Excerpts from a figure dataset
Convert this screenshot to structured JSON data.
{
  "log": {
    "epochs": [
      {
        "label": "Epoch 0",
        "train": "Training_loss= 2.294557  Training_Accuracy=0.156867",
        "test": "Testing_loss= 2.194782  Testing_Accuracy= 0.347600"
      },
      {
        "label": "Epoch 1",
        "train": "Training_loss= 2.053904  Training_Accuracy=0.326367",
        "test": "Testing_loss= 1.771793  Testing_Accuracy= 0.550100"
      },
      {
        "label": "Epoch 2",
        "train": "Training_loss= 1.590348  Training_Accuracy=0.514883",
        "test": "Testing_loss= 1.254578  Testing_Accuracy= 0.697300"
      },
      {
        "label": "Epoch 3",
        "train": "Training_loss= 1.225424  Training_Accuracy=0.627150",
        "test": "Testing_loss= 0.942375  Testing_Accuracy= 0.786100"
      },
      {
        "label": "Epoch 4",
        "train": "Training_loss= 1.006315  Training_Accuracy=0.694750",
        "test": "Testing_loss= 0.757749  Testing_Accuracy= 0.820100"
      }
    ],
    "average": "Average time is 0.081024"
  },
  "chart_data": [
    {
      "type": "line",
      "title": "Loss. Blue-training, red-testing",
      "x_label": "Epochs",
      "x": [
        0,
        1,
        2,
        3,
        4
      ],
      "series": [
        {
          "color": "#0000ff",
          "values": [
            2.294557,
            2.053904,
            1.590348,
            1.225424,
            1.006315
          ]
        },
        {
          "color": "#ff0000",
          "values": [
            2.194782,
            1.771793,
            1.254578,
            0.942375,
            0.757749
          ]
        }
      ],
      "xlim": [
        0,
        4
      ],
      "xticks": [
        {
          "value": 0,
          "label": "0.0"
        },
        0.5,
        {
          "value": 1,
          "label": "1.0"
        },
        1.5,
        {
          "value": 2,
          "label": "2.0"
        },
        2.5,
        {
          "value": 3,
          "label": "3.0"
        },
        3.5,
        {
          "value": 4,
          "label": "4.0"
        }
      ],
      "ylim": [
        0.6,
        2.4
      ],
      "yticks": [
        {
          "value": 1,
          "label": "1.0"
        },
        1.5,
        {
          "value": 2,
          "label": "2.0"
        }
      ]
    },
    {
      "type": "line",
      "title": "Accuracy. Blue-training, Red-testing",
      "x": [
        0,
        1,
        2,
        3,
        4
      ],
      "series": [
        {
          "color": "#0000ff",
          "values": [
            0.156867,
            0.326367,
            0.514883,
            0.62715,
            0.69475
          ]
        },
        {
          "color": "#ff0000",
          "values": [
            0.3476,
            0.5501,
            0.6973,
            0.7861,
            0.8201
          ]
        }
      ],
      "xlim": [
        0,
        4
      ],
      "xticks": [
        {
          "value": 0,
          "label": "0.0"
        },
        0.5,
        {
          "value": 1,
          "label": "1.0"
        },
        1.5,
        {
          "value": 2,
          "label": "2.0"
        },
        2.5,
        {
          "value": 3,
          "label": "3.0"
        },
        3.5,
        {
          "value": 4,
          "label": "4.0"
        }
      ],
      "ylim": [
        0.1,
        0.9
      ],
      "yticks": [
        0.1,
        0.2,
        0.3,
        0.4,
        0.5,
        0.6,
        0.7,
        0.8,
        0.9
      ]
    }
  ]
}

GIVEN TASK :: Copy out each line in the preceding records that contains "title".

SOLUTION TO THE PROBLEM ::
      "title": "Loss. Blue-training, red-testing",
      "title": "Accuracy. Blue-training, Red-testing",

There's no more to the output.